[Begin]

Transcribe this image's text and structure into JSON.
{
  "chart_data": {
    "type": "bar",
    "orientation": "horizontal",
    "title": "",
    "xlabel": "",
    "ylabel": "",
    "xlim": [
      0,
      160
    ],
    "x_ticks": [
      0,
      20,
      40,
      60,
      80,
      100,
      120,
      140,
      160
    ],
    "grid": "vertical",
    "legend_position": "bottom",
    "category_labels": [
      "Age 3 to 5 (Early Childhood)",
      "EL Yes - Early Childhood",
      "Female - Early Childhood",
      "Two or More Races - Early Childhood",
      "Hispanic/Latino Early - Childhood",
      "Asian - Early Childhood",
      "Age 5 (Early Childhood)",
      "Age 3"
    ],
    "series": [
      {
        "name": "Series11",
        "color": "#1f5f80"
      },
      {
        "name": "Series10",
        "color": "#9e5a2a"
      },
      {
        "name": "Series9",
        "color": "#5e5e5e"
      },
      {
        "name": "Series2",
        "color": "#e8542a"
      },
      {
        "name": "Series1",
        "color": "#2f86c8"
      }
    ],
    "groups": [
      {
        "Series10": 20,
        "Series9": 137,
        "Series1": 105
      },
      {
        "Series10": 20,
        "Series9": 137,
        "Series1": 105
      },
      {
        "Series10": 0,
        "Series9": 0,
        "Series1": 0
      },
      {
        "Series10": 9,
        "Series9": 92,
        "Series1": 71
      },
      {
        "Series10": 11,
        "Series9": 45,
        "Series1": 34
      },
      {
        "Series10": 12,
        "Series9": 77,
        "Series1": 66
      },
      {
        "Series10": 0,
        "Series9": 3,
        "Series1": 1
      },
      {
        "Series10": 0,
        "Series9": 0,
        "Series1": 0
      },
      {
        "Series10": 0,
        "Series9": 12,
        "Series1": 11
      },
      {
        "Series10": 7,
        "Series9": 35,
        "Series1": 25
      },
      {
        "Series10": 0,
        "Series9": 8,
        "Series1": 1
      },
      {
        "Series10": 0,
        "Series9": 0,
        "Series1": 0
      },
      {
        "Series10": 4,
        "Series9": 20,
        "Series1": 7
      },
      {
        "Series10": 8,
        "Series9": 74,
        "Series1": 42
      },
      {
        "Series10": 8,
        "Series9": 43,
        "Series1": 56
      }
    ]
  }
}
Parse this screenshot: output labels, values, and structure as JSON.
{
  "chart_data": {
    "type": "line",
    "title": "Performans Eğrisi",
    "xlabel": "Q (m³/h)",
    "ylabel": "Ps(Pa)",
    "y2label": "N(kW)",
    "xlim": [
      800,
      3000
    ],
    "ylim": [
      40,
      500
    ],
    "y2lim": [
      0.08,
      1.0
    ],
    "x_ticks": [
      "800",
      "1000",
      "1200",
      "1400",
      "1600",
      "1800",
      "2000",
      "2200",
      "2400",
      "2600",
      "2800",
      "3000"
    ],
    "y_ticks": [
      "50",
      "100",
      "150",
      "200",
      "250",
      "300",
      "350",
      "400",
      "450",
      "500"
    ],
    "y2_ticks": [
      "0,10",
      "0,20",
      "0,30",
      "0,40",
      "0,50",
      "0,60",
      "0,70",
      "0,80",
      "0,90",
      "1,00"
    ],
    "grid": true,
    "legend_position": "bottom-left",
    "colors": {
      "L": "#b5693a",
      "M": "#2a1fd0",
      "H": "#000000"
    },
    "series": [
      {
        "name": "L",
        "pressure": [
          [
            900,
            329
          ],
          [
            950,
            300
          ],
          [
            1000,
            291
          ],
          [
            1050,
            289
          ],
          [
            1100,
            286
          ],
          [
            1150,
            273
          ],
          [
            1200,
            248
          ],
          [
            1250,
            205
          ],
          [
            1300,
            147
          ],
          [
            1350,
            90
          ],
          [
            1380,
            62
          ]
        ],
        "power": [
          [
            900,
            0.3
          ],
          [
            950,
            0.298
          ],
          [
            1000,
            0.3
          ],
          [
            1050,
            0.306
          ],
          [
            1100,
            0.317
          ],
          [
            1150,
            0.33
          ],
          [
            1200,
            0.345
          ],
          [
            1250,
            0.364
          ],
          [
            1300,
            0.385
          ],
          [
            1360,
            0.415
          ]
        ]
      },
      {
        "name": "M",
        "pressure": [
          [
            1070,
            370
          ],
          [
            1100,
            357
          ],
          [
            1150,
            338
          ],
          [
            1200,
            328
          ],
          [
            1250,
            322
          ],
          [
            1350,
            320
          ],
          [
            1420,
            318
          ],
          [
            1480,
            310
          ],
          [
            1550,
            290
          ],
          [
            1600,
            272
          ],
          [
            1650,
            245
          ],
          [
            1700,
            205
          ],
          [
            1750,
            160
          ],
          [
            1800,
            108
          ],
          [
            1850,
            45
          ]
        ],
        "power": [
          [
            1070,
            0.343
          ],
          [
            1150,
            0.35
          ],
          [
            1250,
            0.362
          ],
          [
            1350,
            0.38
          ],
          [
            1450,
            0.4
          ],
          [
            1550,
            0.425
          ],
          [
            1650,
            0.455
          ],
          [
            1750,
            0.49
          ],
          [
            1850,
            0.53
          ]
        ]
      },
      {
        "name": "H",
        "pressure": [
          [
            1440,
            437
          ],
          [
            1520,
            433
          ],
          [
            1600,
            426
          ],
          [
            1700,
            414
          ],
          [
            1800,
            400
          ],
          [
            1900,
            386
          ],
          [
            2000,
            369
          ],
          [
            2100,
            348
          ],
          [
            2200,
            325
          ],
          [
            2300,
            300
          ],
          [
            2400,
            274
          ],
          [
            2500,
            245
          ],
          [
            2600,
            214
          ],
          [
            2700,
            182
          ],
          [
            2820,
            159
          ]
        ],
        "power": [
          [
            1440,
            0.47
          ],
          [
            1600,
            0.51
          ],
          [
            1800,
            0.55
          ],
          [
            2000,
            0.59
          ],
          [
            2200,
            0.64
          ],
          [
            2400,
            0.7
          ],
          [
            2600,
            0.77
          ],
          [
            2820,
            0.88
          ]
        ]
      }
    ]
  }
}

[End]

#### WHAT IS REQUIRED
Copy out every entry again, exactly as it was given.

#### EXERCISE RESULT
Transcribe this image's text and structure into JSON.
{
  "chart_data": {
    "type": "bar",
    "orientation": "horizontal",
    "title": "",
    "xlabel": "",
    "ylabel": "",
    "xlim": [
      0,
      160
    ],
    "x_ticks": [
      0,
      20,
      40,
      60,
      80,
      100,
      120,
      140,
      160
    ],
    "grid": "vertical",
    "legend_position": "bottom",
    "category_labels": [
      "Age 3 to 5 (Early Childhood)",
      "EL Yes - Early Childhood",
      "Female - Early Childhood",
      "Two or More Races - Early Childhood",
      "Hispanic/Latino Early - Childhood",
      "Asian - Early Childhood",
      "Age 5 (Early Childhood)",
      "Age 3"
    ],
    "series": [
      {
        "name": "Series11",
        "color": "#1f5f80"
      },
      {
        "name": "Series10",
        "color": "#9e5a2a"
      },
      {
        "name": "Series9",
        "color": "#5e5e5e"
      },
      {
        "name": "Series2",
        "color": "#e8542a"
      },
      {
        "name": "Series1",
        "color": "#2f86c8"
      }
    ],
    "groups": [
      {
        "Series10": 20,
        "Series9": 137,
        "Series1": 105
      },
      {
        "Series10": 20,
        "Series9": 137,
        "Series1": 105
      },
      {
        "Series10": 0,
        "Series9": 0,
        "Series1": 0
      },
      {
        "Series10": 9,
        "Series9": 92,
        "Series1": 71
      },
      {
        "Series10": 11,
        "Series9": 45,
        "Series1": 34
      },
      {
        "Series10": 12,
        "Series9": 77,
        "Series1": 66
      },
      {
        "Series10": 0,
        "Series9": 3,
        "Series1": 1
      },
      {
        "Series10": 0,
        "Series9": 0,
        "Series1": 0
      },
      {
        "Series10": 0,
        "Series9": 12,
        "Series1": 11
      },
      {
        "Series10": 7,
        "Series9": 35,
        "Series1": 25
      },
      {
        "Series10": 0,
        "Series9": 8,
        "Series1": 1
      },
      {
        "Series10": 0,
        "Series9": 0,
        "Series1": 0
      },
      {
        "Series10": 4,
        "Series9": 20,
        "Series1": 7
      },
      {
        "Series10": 8,
        "Series9": 74,
        "Series1": 42
      },
      {
        "Series10": 8,
        "Series9": 43,
        "Series1": 56
      }
    ]
  }
}
Parse this screenshot: output labels, values, and structure as JSON.
{
  "chart_data": {
    "type": "line",
    "title": "Performans Eğrisi",
    "xlabel": "Q (m³/h)",
    "ylabel": "Ps(Pa)",
    "y2label": "N(kW)",
    "xlim": [
      800,
      3000
    ],
    "ylim": [
      40,
      500
    ],
    "y2lim": [
      0.08,
      1.0
    ],
    "x_ticks": [
      "800",
      "1000",
      "1200",
      "1400",
      "1600",
      "1800",
      "2000",
      "2200",
      "2400",
      "2600",
      "2800",
      "3000"
    ],
    "y_ticks": [
      "50",
      "100",
      "150",
      "200",
      "250",
      "300",
      "350",
      "400",
      "450",
      "500"
    ],
    "y2_ticks": [
      "0,10",
      "0,20",
      "0,30",
      "0,40",
      "0,50",
      "0,60",
      "0,70",
      "0,80",
      "0,90",
      "1,00"
    ],
    "grid": true,
    "legend_position": "bottom-left",
    "colors": {
      "L": "#b5693a",
      "M": "#2a1fd0",
      "H": "#000000"
    },
    "series": [
      {
        "name": "L",
        "pressure": [
          [
            900,
            329
          ],
          [
            950,
            300
          ],
          [
            1000,
            291
          ],
          [
            1050,
            289
          ],
          [
            1100,
            286
          ],
          [
            1150,
            273
          ],
          [
            1200,
            248
          ],
          [
            1250,
            205
          ],
          [
            1300,
            147
          ],
          [
            1350,
            90
          ],
          [
            1380,
            62
          ]
        ],
        "power": [
          [
            900,
            0.3
          ],
          [
            950,
            0.298
          ],
          [
            1000,
            0.3
          ],
          [
            1050,
            0.306
          ],
          [
            1100,
            0.317
          ],
          [
            1150,
            0.33
          ],
          [
            1200,
            0.345
          ],
          [
            1250,
            0.364
          ],
          [
            1300,
            0.385
          ],
          [
            1360,
            0.415
          ]
        ]
      },
      {
        "name": "M",
        "pressure": [
          [
            1070,
            370
          ],
          [
            1100,
            357
          ],
          [
            1150,
            338
          ],
          [
            1200,
            328
          ],
          [
            1250,
            322
          ],
          [
            1350,
            320
          ],
          [
            1420,
            318
          ],
          [
            1480,
            310
          ],
          [
            1550,
            290
          ],
          [
            1600,
            272
          ],
          [
            1650,
            245
          ],
          [
            1700,
            205
          ],
          [
            1750,
            160
          ],
          [
            1800,
            108
          ],
          [
            1850,
            45
          ]
        ],
        "power": [
          [
            1070,
            0.343
          ],
          [
            1150,
            0.35
          ],
          [
            1250,
            0.362
          ],
          [
            1350,
            0.38
          ],
          [
            1450,
            0.4
          ],
          [
            1550,
            0.425
          ],
          [
            1650,
            0.455
          ],
          [
            1750,
            0.49
          ],
          [
            1850,
            0.53
          ]
        ]
      },
      {
        "name": "H",
        "pressure": [
          [
            1440,
            437
          ],
          [
            1520,
            433
          ],
          [
            1600,
            426
          ],
          [
            1700,
            414
          ],
          [
            1800,
            400
          ],
          [
            1900,
            386
          ],
          [
            2000,
            369
          ],
          [
            2100,
            348
          ],
          [
            2200,
            325
          ],
          [
            2300,
            300
          ],
          [
            2400,
            274
          ],
          [
            2500,
            245
          ],
          [
            2600,
            214
          ],
          [
            2700,
            182
          ],
          [
            2820,
            159
          ]
        ],
        "power": [
          [
            1440,
            0.47
          ],
          [
            1600,
            0.51
          ],
          [
            1800,
            0.55
          ],
          [
            2000,
            0.59
          ],
          [
            2200,
            0.64
          ],
          [
            2400,
            0.7
          ],
          [
            2600,
            0.77
          ],
          [
            2820,
            0.88
          ]
        ]
      }
    ]
  }
}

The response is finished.